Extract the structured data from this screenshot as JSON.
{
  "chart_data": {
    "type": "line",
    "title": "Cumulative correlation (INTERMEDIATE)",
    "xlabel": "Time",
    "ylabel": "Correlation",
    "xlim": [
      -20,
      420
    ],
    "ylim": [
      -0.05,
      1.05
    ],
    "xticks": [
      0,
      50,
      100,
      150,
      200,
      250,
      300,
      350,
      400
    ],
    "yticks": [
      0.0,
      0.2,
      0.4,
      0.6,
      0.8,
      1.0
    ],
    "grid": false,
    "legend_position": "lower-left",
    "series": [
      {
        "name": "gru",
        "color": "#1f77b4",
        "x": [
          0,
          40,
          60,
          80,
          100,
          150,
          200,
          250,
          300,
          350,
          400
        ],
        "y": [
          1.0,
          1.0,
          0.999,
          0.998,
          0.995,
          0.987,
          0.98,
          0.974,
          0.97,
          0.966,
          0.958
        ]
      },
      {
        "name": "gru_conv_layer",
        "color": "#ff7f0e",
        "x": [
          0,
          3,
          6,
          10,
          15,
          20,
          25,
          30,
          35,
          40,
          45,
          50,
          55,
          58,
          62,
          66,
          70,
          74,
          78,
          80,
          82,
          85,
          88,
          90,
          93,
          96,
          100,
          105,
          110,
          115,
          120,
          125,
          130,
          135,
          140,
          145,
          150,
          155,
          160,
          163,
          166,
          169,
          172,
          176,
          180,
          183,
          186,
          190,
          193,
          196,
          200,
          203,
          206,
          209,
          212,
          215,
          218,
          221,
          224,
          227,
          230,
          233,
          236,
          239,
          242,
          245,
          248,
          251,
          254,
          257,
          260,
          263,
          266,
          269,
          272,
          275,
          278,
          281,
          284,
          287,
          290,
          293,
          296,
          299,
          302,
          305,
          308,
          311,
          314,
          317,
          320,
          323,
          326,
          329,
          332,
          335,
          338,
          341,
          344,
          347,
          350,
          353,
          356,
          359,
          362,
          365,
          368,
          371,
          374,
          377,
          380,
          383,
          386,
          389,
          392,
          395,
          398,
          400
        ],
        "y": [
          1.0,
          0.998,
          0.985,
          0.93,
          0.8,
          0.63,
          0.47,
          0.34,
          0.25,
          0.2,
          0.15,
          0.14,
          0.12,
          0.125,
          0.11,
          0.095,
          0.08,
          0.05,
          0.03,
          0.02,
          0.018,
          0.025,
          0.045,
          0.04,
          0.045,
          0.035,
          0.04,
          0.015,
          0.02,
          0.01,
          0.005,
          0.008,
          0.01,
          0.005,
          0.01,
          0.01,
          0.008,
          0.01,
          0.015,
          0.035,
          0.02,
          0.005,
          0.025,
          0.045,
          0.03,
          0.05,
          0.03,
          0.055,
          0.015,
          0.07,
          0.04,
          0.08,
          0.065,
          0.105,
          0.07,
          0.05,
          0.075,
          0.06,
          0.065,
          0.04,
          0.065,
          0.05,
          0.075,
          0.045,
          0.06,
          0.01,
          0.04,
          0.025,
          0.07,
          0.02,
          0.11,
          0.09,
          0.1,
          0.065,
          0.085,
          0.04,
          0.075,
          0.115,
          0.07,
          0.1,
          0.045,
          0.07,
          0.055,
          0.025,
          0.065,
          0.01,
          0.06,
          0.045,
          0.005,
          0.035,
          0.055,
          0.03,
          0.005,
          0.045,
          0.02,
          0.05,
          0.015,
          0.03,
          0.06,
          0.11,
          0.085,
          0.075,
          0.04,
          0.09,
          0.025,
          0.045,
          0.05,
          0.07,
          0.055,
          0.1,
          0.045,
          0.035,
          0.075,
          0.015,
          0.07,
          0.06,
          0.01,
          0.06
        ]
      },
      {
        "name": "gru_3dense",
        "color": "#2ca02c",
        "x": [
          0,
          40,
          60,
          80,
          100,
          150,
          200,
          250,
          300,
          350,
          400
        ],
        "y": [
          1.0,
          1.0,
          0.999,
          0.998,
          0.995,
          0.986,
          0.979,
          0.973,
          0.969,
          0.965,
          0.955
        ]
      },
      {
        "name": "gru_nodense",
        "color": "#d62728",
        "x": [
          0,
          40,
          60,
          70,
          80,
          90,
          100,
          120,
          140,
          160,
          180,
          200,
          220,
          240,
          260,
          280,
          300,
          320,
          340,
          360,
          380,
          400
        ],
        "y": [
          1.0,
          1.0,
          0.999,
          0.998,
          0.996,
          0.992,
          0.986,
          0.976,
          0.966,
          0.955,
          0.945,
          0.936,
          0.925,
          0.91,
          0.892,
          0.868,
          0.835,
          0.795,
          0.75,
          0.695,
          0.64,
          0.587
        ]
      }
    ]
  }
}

- [STATED EXERCISE]:
The records above must be repeated exactly, every one of them.

- [REPLY TO THE EXERCISE]:
Extract the structured data from this screenshot as JSON.
{
  "chart_data": {
    "type": "line",
    "title": "Cumulative correlation (INTERMEDIATE)",
    "xlabel": "Time",
    "ylabel": "Correlation",
    "xlim": [
      -20,
      420
    ],
    "ylim": [
      -0.05,
      1.05
    ],
    "xticks": [
      0,
      50,
      100,
      150,
      200,
      250,
      300,
      350,
      400
    ],
    "yticks": [
      0.0,
      0.2,
      0.4,
      0.6,
      0.8,
      1.0
    ],
    "grid": false,
    "legend_position": "lower-left",
    "series": [
      {
        "name": "gru",
        "color": "#1f77b4",
        "x": [
          0,
          40,
          60,
          80,
          100,
          150,
          200,
          250,
          300,
          350,
          400
        ],
        "y": [
          1.0,
          1.0,
          0.999,
          0.998,
          0.995,
          0.987,
          0.98,
          0.974,
          0.97,
          0.966,
          0.958
        ]
      },
      {
        "name": "gru_conv_layer",
        "color": "#ff7f0e",
        "x": [
          0,
          3,
          6,
          10,
          15,
          20,
          25,
          30,
          35,
          40,
          45,
          50,
          55,
          58,
          62,
          66,
          70,
          74,
          78,
          80,
          82,
          85,
          88,
          90,
          93,
          96,
          100,
          105,
          110,
          115,
          120,
          125,
          130,
          135,
          140,
          145,
          150,
          155,
          160,
          163,
          166,
          169,
          172,
          176,
          180,
          183,
          186,
          190,
          193,
          196,
          200,
          203,
          206,
          209,
          212,
          215,
          218,
          221,
          224,
          227,
          230,
          233,
          236,
          239,
          242,
          245,
          248,
          251,
          254,
          257,
          260,
          263,
          266,
          269,
          272,
          275,
          278,
          281,
          284,
          287,
          290,
          293,
          296,
          299,
          302,
          305,
          308,
          311,
          314,
          317,
          320,
          323,
          326,
          329,
          332,
          335,
          338,
          341,
          344,
          347,
          350,
          353,
          356,
          359,
          362,
          365,
          368,
          371,
          374,
          377,
          380,
          383,
          386,
          389,
          392,
          395,
          398,
          400
        ],
        "y": [
          1.0,
          0.998,
          0.985,
          0.93,
          0.8,
          0.63,
          0.47,
          0.34,
          0.25,
          0.2,
          0.15,
          0.14,
          0.12,
          0.125,
          0.11,
          0.095,
          0.08,
          0.05,
          0.03,
          0.02,
          0.018,
          0.025,
          0.045,
          0.04,
          0.045,
          0.035,
          0.04,
          0.015,
          0.02,
          0.01,
          0.005,
          0.008,
          0.01,
          0.005,
          0.01,
          0.01,
          0.008,
          0.01,
          0.015,
          0.035,
          0.02,
          0.005,
          0.025,
          0.045,
          0.03,
          0.05,
          0.03,
          0.055,
          0.015,
          0.07,
          0.04,
          0.08,
          0.065,
          0.105,
          0.07,
          0.05,
          0.075,
          0.06,
          0.065,
          0.04,
          0.065,
          0.05,
          0.075,
          0.045,
          0.06,
          0.01,
          0.04,
          0.025,
          0.07,
          0.02,
          0.11,
          0.09,
          0.1,
          0.065,
          0.085,
          0.04,
          0.075,
          0.115,
          0.07,
          0.1,
          0.045,
          0.07,
          0.055,
          0.025,
          0.065,
          0.01,
          0.06,
          0.045,
          0.005,
          0.035,
          0.055,
          0.03,
          0.005,
          0.045,
          0.02,
          0.05,
          0.015,
          0.03,
          0.06,
          0.11,
          0.085,
          0.075,
          0.04,
          0.09,
          0.025,
          0.045,
          0.05,
          0.07,
          0.055,
          0.1,
          0.045,
          0.035,
          0.075,
          0.015,
          0.07,
          0.06,
          0.01,
          0.06
        ]
      },
      {
        "name": "gru_3dense",
        "color": "#2ca02c",
        "x": [
          0,
          40,
          60,
          80,
          100,
          150,
          200,
          250,
          300,
          350,
          400
        ],
        "y": [
          1.0,
          1.0,
          0.999,
          0.998,
          0.995,
          0.986,
          0.979,
          0.973,
          0.969,
          0.965,
          0.955
        ]
      },
      {
        "name": "gru_nodense",
        "color": "#d62728",
        "x": [
          0,
          40,
          60,
          70,
          80,
          90,
          100,
          120,
          140,
          160,
          180,
          200,
          220,
          240,
          260,
          280,
          300,
          320,
          340,
          360,
          380,
          400
        ],
        "y": [
          1.0,
          1.0,
          0.999,
          0.998,
          0.996,
          0.992,
          0.986,
          0.976,
          0.966,
          0.955,
          0.945,
          0.936,
          0.925,
          0.91,
          0.892,
          0.868,
          0.835,
          0.795,
          0.75,
          0.695,
          0.64,
          0.587
        ]
      }
    ]
  }
}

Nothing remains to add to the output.